• _DATA ROWS_
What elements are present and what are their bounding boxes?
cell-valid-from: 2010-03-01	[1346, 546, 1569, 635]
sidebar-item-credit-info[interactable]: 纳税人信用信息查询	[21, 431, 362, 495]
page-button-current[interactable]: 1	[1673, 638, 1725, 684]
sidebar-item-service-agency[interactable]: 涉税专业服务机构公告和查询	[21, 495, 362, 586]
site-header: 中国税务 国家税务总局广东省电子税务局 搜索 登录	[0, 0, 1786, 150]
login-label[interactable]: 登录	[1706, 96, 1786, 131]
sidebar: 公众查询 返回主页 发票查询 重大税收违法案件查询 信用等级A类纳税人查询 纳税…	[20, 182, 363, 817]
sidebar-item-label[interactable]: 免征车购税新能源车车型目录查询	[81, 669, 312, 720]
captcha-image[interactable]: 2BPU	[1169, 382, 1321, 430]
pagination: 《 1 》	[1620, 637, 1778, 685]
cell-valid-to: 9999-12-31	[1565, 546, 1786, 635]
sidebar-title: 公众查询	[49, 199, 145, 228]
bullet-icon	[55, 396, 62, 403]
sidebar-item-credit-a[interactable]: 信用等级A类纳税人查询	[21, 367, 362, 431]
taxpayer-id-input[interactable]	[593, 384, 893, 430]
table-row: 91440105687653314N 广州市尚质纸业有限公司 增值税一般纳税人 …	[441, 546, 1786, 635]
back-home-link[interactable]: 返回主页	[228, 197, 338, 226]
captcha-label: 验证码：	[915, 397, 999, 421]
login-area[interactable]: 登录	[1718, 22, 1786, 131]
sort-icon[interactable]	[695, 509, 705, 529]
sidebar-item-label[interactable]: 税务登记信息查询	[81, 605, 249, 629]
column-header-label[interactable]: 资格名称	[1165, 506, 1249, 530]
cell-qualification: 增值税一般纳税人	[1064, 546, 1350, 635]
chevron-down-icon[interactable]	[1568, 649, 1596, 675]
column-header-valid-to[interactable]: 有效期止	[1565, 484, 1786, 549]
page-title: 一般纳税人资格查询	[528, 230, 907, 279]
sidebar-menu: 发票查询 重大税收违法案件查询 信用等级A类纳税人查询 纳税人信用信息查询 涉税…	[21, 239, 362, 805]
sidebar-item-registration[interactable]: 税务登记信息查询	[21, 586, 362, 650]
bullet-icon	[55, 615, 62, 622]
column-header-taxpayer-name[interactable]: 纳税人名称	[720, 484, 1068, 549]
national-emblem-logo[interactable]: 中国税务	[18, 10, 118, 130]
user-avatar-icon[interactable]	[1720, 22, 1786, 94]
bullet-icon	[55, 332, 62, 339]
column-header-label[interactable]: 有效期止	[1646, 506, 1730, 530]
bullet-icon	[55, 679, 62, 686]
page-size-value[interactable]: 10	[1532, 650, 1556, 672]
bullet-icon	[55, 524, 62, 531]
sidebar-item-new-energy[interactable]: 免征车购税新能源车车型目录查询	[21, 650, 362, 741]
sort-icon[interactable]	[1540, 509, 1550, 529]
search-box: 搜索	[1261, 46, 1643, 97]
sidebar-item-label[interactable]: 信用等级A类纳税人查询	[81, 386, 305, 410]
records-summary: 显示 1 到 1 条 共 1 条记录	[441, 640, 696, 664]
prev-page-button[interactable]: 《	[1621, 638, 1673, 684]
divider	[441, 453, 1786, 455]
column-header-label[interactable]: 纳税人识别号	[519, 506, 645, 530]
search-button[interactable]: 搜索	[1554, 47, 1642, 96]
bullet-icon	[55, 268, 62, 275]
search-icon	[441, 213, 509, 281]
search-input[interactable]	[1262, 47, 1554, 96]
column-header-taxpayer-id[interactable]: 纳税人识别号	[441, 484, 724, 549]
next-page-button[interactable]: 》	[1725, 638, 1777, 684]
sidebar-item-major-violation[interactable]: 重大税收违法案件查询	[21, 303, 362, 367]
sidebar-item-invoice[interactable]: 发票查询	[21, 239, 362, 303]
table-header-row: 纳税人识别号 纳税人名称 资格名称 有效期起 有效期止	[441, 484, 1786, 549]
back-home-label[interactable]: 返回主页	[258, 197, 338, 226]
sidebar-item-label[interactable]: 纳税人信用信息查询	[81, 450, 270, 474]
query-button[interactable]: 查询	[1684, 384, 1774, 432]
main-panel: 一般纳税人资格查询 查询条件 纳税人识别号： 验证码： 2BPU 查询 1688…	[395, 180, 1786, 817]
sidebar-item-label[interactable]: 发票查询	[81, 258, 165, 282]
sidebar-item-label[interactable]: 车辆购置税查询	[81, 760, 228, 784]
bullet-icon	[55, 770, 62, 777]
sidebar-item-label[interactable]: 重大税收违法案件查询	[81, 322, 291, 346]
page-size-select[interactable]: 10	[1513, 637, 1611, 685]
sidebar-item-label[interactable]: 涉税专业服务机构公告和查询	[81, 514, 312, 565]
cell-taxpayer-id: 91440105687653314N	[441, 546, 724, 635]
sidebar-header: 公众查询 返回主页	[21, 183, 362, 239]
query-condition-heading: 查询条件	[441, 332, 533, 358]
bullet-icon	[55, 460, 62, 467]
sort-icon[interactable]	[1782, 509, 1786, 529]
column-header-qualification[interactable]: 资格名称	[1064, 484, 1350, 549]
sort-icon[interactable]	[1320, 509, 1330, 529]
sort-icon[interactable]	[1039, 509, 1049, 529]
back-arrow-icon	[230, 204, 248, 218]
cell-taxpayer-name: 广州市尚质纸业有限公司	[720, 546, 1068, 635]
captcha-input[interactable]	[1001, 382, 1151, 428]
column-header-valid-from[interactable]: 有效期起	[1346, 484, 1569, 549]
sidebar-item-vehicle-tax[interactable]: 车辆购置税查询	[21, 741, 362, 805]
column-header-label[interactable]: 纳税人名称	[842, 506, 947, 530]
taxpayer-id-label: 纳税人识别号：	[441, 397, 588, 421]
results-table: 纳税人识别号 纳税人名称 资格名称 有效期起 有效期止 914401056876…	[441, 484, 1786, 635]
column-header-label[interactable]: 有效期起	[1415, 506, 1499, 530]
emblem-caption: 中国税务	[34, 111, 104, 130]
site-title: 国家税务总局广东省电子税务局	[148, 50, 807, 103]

• _GIVEN PROBLEM_
Pull out every line of the rows above that contains the string "发票查询", matching case exactly.

• _WORKED ANSWER_
sidebar: 公众查询 返回主页 发票查询 重大税收违法案件查询 信用等级A类纳税人查询 纳税…	[20, 182, 363, 817]
sidebar-menu: 发票查询 重大税收违法案件查询 信用等级A类纳税人查询 纳税人信用信息查询 涉税…	[21, 239, 362, 805]
sidebar-item-invoice[interactable]: 发票查询	[21, 239, 362, 303]
sidebar-item-label[interactable]: 发票查询	[81, 258, 165, 282]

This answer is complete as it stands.